* START *

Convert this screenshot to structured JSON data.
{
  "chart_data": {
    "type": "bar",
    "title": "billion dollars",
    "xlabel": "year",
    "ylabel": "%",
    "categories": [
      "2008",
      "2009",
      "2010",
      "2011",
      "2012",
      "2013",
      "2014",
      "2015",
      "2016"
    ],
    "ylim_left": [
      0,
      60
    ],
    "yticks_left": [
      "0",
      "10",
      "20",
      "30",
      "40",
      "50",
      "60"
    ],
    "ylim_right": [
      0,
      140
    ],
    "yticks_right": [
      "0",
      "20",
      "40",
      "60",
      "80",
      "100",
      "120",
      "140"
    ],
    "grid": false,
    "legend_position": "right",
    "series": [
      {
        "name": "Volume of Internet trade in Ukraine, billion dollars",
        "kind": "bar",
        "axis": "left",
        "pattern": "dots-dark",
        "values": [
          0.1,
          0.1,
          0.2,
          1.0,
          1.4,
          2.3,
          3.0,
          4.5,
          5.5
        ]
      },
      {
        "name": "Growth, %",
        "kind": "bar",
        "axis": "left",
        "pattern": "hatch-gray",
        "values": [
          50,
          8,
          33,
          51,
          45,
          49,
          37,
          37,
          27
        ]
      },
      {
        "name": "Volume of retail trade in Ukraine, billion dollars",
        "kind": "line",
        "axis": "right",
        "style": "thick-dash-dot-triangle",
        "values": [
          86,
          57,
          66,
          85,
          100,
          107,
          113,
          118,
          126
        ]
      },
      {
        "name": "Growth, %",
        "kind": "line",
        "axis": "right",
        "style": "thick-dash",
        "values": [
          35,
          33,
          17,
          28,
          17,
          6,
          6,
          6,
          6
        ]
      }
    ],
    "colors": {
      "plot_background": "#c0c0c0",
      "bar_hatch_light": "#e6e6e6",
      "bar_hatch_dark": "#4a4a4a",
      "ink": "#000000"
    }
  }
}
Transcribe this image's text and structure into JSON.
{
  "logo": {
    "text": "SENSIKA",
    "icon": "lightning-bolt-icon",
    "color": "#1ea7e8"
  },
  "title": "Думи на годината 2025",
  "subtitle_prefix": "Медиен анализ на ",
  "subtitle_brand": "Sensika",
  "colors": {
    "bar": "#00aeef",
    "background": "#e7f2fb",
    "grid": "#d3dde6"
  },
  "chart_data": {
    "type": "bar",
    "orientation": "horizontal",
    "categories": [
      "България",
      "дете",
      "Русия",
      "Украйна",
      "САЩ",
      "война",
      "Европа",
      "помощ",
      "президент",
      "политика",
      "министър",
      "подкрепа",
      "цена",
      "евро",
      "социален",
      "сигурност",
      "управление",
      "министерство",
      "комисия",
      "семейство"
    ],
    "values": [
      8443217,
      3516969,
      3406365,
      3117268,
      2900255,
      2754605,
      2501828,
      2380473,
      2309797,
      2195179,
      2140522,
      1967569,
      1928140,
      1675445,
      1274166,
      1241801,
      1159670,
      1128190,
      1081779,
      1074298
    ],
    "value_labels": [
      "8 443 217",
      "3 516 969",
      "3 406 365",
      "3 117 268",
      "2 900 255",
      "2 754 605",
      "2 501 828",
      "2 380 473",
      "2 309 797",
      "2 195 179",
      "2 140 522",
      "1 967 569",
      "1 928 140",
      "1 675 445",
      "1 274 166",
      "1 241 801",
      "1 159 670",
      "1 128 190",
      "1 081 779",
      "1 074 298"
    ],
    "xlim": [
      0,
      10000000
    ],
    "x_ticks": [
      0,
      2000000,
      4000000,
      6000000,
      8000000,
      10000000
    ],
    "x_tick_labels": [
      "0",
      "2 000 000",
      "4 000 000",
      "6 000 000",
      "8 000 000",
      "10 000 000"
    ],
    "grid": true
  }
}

* END *

◆ DIRECTIVE
Retype the whole listing above exactly.

◆ FULL RESPONSE
Convert this screenshot to structured JSON data.
{
  "chart_data": {
    "type": "bar",
    "title": "billion dollars",
    "xlabel": "year",
    "ylabel": "%",
    "categories": [
      "2008",
      "2009",
      "2010",
      "2011",
      "2012",
      "2013",
      "2014",
      "2015",
      "2016"
    ],
    "ylim_left": [
      0,
      60
    ],
    "yticks_left": [
      "0",
      "10",
      "20",
      "30",
      "40",
      "50",
      "60"
    ],
    "ylim_right": [
      0,
      140
    ],
    "yticks_right": [
      "0",
      "20",
      "40",
      "60",
      "80",
      "100",
      "120",
      "140"
    ],
    "grid": false,
    "legend_position": "right",
    "series": [
      {
        "name": "Volume of Internet trade in Ukraine, billion dollars",
        "kind": "bar",
        "axis": "left",
        "pattern": "dots-dark",
        "values": [
          0.1,
          0.1,
          0.2,
          1.0,
          1.4,
          2.3,
          3.0,
          4.5,
          5.5
        ]
      },
      {
        "name": "Growth, %",
        "kind": "bar",
        "axis": "left",
        "pattern": "hatch-gray",
        "values": [
          50,
          8,
          33,
          51,
          45,
          49,
          37,
          37,
          27
        ]
      },
      {
        "name": "Volume of retail trade in Ukraine, billion dollars",
        "kind": "line",
        "axis": "right",
        "style": "thick-dash-dot-triangle",
        "values": [
          86,
          57,
          66,
          85,
          100,
          107,
          113,
          118,
          126
        ]
      },
      {
        "name": "Growth, %",
        "kind": "line",
        "axis": "right",
        "style": "thick-dash",
        "values": [
          35,
          33,
          17,
          28,
          17,
          6,
          6,
          6,
          6
        ]
      }
    ],
    "colors": {
      "plot_background": "#c0c0c0",
      "bar_hatch_light": "#e6e6e6",
      "bar_hatch_dark": "#4a4a4a",
      "ink": "#000000"
    }
  }
}
Transcribe this image's text and structure into JSON.
{
  "logo": {
    "text": "SENSIKA",
    "icon": "lightning-bolt-icon",
    "color": "#1ea7e8"
  },
  "title": "Думи на годината 2025",
  "subtitle_prefix": "Медиен анализ на ",
  "subtitle_brand": "Sensika",
  "colors": {
    "bar": "#00aeef",
    "background": "#e7f2fb",
    "grid": "#d3dde6"
  },
  "chart_data": {
    "type": "bar",
    "orientation": "horizontal",
    "categories": [
      "България",
      "дете",
      "Русия",
      "Украйна",
      "САЩ",
      "война",
      "Европа",
      "помощ",
      "президент",
      "политика",
      "министър",
      "подкрепа",
      "цена",
      "евро",
      "социален",
      "сигурност",
      "управление",
      "министерство",
      "комисия",
      "семейство"
    ],
    "values": [
      8443217,
      3516969,
      3406365,
      3117268,
      2900255,
      2754605,
      2501828,
      2380473,
      2309797,
      2195179,
      2140522,
      1967569,
      1928140,
      1675445,
      1274166,
      1241801,
      1159670,
      1128190,
      1081779,
      1074298
    ],
    "value_labels": [
      "8 443 217",
      "3 516 969",
      "3 406 365",
      "3 117 268",
      "2 900 255",
      "2 754 605",
      "2 501 828",
      "2 380 473",
      "2 309 797",
      "2 195 179",
      "2 140 522",
      "1 967 569",
      "1 928 140",
      "1 675 445",
      "1 274 166",
      "1 241 801",
      "1 159 670",
      "1 128 190",
      "1 081 779",
      "1 074 298"
    ],
    "xlim": [
      0,
      10000000
    ],
    "x_ticks": [
      0,
      2000000,
      4000000,
      6000000,
      8000000,
      10000000
    ],
    "x_tick_labels": [
      "0",
      "2 000 000",
      "4 000 000",
      "6 000 000",
      "8 000 000",
      "10 000 000"
    ],
    "grid": true
  }
}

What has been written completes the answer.